Source records:
* begin *

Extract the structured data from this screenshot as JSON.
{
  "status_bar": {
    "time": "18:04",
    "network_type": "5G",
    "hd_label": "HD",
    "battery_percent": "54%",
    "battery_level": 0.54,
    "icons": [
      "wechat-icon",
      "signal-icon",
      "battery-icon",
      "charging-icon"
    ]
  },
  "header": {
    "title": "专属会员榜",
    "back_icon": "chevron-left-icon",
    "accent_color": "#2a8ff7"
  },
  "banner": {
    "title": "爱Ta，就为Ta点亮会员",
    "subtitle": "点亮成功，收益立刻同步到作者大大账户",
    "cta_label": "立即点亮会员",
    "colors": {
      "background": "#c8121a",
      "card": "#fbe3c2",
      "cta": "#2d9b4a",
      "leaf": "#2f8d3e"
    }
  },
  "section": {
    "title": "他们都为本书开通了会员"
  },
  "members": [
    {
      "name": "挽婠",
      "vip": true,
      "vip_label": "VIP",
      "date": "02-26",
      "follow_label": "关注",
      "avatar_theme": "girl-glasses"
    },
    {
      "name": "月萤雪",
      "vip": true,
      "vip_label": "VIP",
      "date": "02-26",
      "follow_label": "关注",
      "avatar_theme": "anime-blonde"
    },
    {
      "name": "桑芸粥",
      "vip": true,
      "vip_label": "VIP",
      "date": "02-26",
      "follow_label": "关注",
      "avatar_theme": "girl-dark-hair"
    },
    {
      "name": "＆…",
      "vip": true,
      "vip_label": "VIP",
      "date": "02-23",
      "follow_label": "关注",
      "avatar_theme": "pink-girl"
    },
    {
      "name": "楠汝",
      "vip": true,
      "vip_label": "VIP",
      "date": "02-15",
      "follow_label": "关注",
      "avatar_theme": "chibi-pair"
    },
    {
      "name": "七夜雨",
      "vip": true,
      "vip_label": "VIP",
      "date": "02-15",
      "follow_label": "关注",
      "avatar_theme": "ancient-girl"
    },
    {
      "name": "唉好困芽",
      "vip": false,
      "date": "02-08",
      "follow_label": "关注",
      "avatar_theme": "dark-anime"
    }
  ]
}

* end *

Stated exercise: Write out the listing once more, matching it exactly.

Output below:
Extract the structured data from this screenshot as JSON.
{
  "status_bar": {
    "time": "18:04",
    "network_type": "5G",
    "hd_label": "HD",
    "battery_percent": "54%",
    "battery_level": 0.54,
    "icons": [
      "wechat-icon",
      "signal-icon",
      "battery-icon",
      "charging-icon"
    ]
  },
  "header": {
    "title": "专属会员榜",
    "back_icon": "chevron-left-icon",
    "accent_color": "#2a8ff7"
  },
  "banner": {
    "title": "爱Ta，就为Ta点亮会员",
    "subtitle": "点亮成功，收益立刻同步到作者大大账户",
    "cta_label": "立即点亮会员",
    "colors": {
      "background": "#c8121a",
      "card": "#fbe3c2",
      "cta": "#2d9b4a",
      "leaf": "#2f8d3e"
    }
  },
  "section": {
    "title": "他们都为本书开通了会员"
  },
  "members": [
    {
      "name": "挽婠",
      "vip": true,
      "vip_label": "VIP",
      "date": "02-26",
      "follow_label": "关注",
      "avatar_theme": "girl-glasses"
    },
    {
      "name": "月萤雪",
      "vip": true,
      "vip_label": "VIP",
      "date": "02-26",
      "follow_label": "关注",
      "avatar_theme": "anime-blonde"
    },
    {
      "name": "桑芸粥",
      "vip": true,
      "vip_label": "VIP",
      "date": "02-26",
      "follow_label": "关注",
      "avatar_theme": "girl-dark-hair"
    },
    {
      "name": "＆…",
      "vip": true,
      "vip_label": "VIP",
      "date": "02-23",
      "follow_label": "关注",
      "avatar_theme": "pink-girl"
    },
    {
      "name": "楠汝",
      "vip": true,
      "vip_label": "VIP",
      "date": "02-15",
      "follow_label": "关注",
      "avatar_theme": "chibi-pair"
    },
    {
      "name": "七夜雨",
      "vip": true,
      "vip_label": "VIP",
      "date": "02-15",
      "follow_label": "关注",
      "avatar_theme": "ancient-girl"
    },
    {
      "name": "唉好困芽",
      "vip": false,
      "date": "02-08",
      "follow_label": "关注",
      "avatar_theme": "dark-anime"
    }
  ]
}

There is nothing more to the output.